Directive:
Find and copy every line in the records that includes the string "Mean".

--- start ---

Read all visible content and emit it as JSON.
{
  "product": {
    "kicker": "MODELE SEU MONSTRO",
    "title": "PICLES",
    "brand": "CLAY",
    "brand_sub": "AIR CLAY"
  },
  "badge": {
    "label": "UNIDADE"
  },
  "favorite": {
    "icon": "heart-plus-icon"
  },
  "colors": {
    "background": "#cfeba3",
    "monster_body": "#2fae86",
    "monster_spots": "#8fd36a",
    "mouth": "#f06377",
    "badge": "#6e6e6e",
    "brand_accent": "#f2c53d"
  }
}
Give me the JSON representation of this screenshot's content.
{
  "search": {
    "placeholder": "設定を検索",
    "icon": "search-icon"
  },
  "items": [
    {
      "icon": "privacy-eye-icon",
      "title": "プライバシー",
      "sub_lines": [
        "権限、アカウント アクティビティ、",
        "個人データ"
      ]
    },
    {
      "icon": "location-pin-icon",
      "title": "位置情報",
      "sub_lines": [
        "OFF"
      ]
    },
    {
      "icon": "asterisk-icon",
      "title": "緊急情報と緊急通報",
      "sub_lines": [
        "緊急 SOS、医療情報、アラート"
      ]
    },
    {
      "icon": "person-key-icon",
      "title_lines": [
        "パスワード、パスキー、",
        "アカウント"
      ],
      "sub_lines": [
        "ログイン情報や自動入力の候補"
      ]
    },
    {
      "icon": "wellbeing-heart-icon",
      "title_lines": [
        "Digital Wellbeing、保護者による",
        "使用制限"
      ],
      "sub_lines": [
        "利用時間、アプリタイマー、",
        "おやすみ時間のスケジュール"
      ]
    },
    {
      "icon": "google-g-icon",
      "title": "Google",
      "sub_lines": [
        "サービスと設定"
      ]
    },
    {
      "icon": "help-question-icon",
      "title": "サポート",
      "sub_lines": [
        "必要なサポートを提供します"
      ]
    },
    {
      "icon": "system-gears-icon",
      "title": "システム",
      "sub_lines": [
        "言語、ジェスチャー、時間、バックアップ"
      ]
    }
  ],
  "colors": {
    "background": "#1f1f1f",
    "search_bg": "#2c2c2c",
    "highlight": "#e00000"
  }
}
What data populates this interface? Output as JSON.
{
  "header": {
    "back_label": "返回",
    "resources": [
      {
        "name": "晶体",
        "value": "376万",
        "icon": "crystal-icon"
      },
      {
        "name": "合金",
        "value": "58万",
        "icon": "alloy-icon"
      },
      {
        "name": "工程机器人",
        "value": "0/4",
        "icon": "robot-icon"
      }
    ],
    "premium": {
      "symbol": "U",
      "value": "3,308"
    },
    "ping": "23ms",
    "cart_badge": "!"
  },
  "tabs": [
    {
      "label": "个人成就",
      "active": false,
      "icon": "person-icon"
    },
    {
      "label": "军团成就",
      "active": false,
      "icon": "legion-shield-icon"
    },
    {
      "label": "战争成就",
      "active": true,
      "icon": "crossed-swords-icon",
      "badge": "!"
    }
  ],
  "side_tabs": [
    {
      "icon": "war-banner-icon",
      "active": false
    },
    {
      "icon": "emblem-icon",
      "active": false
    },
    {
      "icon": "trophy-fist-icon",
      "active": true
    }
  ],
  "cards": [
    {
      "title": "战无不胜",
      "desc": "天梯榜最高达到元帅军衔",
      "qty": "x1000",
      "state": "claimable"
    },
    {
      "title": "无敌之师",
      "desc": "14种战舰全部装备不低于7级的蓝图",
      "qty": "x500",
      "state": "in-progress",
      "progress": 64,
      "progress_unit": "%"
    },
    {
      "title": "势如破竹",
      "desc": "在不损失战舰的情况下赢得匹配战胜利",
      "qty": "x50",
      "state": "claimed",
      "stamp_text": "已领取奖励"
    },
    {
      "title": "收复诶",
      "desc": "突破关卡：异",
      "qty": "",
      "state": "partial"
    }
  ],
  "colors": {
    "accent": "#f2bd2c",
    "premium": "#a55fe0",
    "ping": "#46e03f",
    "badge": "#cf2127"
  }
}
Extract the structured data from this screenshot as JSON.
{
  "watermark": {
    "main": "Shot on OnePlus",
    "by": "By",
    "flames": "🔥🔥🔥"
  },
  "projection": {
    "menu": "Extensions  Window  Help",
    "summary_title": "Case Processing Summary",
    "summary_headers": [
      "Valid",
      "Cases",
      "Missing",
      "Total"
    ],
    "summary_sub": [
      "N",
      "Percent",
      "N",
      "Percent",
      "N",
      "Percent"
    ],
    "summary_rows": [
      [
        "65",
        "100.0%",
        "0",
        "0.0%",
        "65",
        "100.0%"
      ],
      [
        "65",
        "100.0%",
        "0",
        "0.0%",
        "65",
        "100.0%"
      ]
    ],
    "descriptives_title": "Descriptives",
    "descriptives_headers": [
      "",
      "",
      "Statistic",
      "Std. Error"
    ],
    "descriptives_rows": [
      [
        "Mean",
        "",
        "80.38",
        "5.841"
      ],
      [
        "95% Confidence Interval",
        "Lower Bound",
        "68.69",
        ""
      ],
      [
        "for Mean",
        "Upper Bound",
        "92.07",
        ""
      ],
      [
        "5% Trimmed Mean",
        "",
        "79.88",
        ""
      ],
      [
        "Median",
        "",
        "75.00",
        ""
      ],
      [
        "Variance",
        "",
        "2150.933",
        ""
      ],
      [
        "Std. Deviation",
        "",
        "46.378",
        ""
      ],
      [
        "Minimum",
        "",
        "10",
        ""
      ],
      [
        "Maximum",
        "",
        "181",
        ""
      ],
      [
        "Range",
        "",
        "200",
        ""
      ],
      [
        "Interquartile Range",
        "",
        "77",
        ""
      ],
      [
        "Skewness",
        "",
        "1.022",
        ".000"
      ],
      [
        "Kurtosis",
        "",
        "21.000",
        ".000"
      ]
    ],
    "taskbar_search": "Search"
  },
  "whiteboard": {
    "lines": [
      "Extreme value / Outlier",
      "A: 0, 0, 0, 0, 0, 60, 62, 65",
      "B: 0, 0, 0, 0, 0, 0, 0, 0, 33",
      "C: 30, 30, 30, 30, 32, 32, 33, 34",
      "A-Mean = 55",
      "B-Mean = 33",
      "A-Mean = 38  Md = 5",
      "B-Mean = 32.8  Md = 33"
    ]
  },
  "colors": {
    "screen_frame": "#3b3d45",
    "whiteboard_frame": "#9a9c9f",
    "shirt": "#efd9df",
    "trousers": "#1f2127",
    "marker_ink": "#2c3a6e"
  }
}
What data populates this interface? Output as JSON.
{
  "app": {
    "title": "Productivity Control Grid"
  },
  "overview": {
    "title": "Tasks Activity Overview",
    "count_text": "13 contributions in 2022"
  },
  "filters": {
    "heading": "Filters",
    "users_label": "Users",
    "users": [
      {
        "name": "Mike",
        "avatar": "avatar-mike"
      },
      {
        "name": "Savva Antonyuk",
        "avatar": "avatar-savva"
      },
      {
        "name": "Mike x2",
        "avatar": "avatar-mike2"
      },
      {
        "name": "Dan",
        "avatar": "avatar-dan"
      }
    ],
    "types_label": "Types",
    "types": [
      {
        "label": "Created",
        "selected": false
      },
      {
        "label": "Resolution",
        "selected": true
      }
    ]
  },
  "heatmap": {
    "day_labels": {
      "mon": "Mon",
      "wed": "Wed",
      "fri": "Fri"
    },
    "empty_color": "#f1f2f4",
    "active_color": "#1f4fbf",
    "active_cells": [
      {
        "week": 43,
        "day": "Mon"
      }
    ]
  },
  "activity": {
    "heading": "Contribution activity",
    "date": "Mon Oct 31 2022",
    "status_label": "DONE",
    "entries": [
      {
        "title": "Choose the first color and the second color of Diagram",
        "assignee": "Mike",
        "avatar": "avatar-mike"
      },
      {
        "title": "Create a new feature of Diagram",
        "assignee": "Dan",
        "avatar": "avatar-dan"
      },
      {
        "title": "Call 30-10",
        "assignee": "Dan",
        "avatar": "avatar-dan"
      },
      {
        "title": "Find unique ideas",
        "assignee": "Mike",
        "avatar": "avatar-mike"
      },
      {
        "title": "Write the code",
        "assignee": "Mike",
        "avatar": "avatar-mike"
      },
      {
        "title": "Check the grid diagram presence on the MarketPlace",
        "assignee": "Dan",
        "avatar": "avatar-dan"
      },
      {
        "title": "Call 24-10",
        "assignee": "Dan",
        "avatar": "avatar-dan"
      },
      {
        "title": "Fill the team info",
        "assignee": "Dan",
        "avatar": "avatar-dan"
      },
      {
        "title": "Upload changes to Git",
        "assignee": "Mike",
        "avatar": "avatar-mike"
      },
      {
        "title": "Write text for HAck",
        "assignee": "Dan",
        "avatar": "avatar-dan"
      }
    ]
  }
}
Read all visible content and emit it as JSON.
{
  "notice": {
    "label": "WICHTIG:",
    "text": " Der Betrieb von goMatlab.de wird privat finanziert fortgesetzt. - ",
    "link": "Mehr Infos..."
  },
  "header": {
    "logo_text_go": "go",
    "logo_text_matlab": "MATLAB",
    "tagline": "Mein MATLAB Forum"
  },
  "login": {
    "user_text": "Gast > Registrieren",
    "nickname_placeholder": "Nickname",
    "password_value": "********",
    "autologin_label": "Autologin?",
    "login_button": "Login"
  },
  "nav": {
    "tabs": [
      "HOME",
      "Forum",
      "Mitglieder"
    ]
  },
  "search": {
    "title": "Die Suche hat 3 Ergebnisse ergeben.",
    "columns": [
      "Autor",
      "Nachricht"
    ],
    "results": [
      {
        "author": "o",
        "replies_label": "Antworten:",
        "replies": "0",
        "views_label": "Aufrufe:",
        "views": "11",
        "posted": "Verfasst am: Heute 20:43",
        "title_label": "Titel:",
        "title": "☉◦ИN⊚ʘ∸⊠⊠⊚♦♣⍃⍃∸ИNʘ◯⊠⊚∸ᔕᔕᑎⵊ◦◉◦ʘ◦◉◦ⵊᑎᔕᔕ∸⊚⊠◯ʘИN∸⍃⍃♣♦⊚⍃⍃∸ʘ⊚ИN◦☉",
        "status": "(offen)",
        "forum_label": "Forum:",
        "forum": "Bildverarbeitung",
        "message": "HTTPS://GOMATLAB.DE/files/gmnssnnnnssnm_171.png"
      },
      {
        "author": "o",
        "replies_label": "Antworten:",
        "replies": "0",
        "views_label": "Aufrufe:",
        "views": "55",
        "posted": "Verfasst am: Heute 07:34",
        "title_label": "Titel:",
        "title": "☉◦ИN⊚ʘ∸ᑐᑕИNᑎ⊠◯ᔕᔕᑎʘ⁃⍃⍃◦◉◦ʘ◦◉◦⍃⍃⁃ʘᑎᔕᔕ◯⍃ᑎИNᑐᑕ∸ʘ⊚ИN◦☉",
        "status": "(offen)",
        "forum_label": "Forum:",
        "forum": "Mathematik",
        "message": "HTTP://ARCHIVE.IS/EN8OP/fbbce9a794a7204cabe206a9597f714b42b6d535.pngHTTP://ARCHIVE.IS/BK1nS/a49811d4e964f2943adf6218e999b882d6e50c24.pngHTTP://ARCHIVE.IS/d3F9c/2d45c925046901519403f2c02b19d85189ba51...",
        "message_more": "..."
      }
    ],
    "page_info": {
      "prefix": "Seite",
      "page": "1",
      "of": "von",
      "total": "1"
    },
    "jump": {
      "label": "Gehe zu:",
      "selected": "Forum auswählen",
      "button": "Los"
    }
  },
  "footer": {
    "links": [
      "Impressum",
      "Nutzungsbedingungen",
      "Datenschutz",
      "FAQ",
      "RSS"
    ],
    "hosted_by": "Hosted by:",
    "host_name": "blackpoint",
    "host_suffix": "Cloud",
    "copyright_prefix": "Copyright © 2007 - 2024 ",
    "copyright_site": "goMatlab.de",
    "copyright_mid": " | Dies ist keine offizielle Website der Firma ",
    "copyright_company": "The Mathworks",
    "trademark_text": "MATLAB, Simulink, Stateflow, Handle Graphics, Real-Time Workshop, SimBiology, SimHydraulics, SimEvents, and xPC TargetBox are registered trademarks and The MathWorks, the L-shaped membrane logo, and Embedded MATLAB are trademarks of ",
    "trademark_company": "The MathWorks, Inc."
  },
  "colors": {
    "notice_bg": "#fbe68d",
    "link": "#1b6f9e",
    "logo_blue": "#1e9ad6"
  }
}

--- end ---

Complete output:
        "Mean",
        "for Mean",
        "5% Trimmed Mean",
      "A-Mean = 55",
      "B-Mean = 33",
      "A-Mean = 38  Md = 5",
      "B-Mean = 32.8  Md = 33"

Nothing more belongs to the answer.